**WHAT IS EXPECTED:**
Reproduce the records below exactly, leaving out any pictures.

**DATA TO USE:**
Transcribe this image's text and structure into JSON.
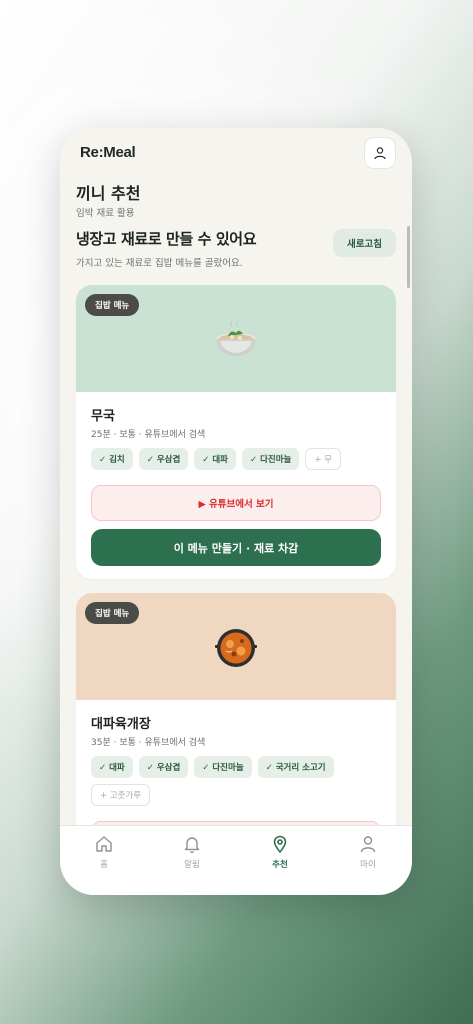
{
  "app": {
    "logo": "Re:Meal"
  },
  "header": {
    "title": "끼니 추천",
    "subtitle": "임박 재료 활용"
  },
  "section": {
    "title": "냉장고 재료로 만들 수 있어요",
    "subtitle": "가지고 있는 재료로 집밥 메뉴를 골랐어요.",
    "refresh_label": "새로고침"
  },
  "recipes": [
    {
      "badge": "집밥 메뉴",
      "name": "무국",
      "meta": "25분 · 보통 · 유튜브에서 검색",
      "icon": "soup-bowl-icon",
      "hero_color": "#c9e2d3",
      "have": [
        "✓ 김치",
        "✓ 우삼겹",
        "✓ 대파",
        "✓ 다진마늘"
      ],
      "missing": [
        "+ 무"
      ],
      "youtube_label": "▶ 유튜브에서 보기",
      "make_label": "이 메뉴 만들기 · 재료 차감"
    },
    {
      "badge": "집밥 메뉴",
      "name": "대파육개장",
      "meta": "35분 · 보통 · 유튜브에서 검색",
      "icon": "hot-pot-icon",
      "hero_color": "#efd7c2",
      "have": [
        "✓ 대파",
        "✓ 우삼겹",
        "✓ 다진마늘",
        "✓ 국거리 소고기"
      ],
      "missing": [
        "+ 고춧가루"
      ]
    }
  ],
  "tabs": [
    {
      "label": "홈",
      "icon": "home-icon",
      "active": false
    },
    {
      "label": "알림",
      "icon": "bell-icon",
      "active": false
    },
    {
      "label": "추천",
      "icon": "location-pin-icon",
      "active": true
    },
    {
      "label": "마이",
      "icon": "user-icon",
      "active": false
    }
  ],
  "colors": {
    "accent": "#2d7050",
    "youtube": "#d92b2b",
    "background": "#f6f4ef"
  }
}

**OUTPUT BELOW:**
Transcribe this image's text and structure into JSON.
{
  "app": {
    "logo": "Re:Meal"
  },
  "header": {
    "title": "끼니 추천",
    "subtitle": "임박 재료 활용"
  },
  "section": {
    "title": "냉장고 재료로 만들 수 있어요",
    "subtitle": "가지고 있는 재료로 집밥 메뉴를 골랐어요.",
    "refresh_label": "새로고침"
  },
  "recipes": [
    {
      "badge": "집밥 메뉴",
      "name": "무국",
      "meta": "25분 · 보통 · 유튜브에서 검색",
      "icon": "soup-bowl-icon",
      "hero_color": "#c9e2d3",
      "have": [
        "✓ 김치",
        "✓ 우삼겹",
        "✓ 대파",
        "✓ 다진마늘"
      ],
      "missing": [
        "+ 무"
      ],
      "youtube_label": "▶ 유튜브에서 보기",
      "make_label": "이 메뉴 만들기 · 재료 차감"
    },
    {
      "badge": "집밥 메뉴",
      "name": "대파육개장",
      "meta": "35분 · 보통 · 유튜브에서 검색",
      "icon": "hot-pot-icon",
      "hero_color": "#efd7c2",
      "have": [
        "✓ 대파",
        "✓ 우삼겹",
        "✓ 다진마늘",
        "✓ 국거리 소고기"
      ],
      "missing": [
        "+ 고춧가루"
      ]
    }
  ],
  "tabs": [
    {
      "label": "홈",
      "icon": "home-icon",
      "active": false
    },
    {
      "label": "알림",
      "icon": "bell-icon",
      "active": false
    },
    {
      "label": "추천",
      "icon": "location-pin-icon",
      "active": true
    },
    {
      "label": "마이",
      "icon": "user-icon",
      "active": false
    }
  ],
  "colors": {
    "accent": "#2d7050",
    "youtube": "#d92b2b",
    "background": "#f6f4ef"
  }
}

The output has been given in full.